_Short problem_
Write each line out exactly, leaving none out.

(Records excerpted from a collection)
● ● ● ● ●

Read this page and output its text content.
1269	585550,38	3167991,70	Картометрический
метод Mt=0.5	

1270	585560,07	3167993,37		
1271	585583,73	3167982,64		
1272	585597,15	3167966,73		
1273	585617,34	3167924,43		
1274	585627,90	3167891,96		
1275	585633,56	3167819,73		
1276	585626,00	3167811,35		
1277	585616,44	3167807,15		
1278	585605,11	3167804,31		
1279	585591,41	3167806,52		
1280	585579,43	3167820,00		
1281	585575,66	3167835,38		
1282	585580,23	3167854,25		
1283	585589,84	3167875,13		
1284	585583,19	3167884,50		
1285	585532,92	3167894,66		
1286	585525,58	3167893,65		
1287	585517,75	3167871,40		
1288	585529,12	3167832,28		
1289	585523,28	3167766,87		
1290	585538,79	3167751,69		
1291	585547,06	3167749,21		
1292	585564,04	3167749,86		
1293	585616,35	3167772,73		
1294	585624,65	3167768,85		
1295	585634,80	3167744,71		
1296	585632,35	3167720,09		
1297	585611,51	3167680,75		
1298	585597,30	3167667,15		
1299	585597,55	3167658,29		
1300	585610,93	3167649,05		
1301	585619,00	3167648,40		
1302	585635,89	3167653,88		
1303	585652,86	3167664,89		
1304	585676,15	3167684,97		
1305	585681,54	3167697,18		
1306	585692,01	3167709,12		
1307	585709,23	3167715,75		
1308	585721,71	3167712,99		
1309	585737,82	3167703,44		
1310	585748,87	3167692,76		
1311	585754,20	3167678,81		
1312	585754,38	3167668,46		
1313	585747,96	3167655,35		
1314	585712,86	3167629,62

● ● ● ● ●

_Finished answer_
Read this page and output its text content.
1269	585550,38	3167991,70	Картометрический
метод Mt=0.5	

1270	585560,07	3167993,37		
1271	585583,73	3167982,64		
1272	585597,15	3167966,73		
1273	585617,34	3167924,43		
1274	585627,90	3167891,96		
1275	585633,56	3167819,73		
1276	585626,00	3167811,35		
1277	585616,44	3167807,15		
1278	585605,11	3167804,31		
1279	585591,41	3167806,52		
1280	585579,43	3167820,00		
1281	585575,66	3167835,38		
1282	585580,23	3167854,25		
1283	585589,84	3167875,13		
1284	585583,19	3167884,50		
1285	585532,92	3167894,66		
1286	585525,58	3167893,65		
1287	585517,75	3167871,40		
1288	585529,12	3167832,28		
1289	585523,28	3167766,87		
1290	585538,79	3167751,69		
1291	585547,06	3167749,21		
1292	585564,04	3167749,86		
1293	585616,35	3167772,73		
1294	585624,65	3167768,85		
1295	585634,80	3167744,71		
1296	585632,35	3167720,09		
1297	585611,51	3167680,75		
1298	585597,30	3167667,15		
1299	585597,55	3167658,29		
1300	585610,93	3167649,05		
1301	585619,00	3167648,40		
1302	585635,89	3167653,88		
1303	585652,86	3167664,89		
1304	585676,15	3167684,97		
1305	585681,54	3167697,18		
1306	585692,01	3167709,12		
1307	585709,23	3167715,75		
1308	585721,71	3167712,99		
1309	585737,82	3167703,44		
1310	585748,87	3167692,76		
1311	585754,20	3167678,81		
1312	585754,38	3167668,46		
1313	585747,96	3167655,35		
1314	585712,86	3167629,62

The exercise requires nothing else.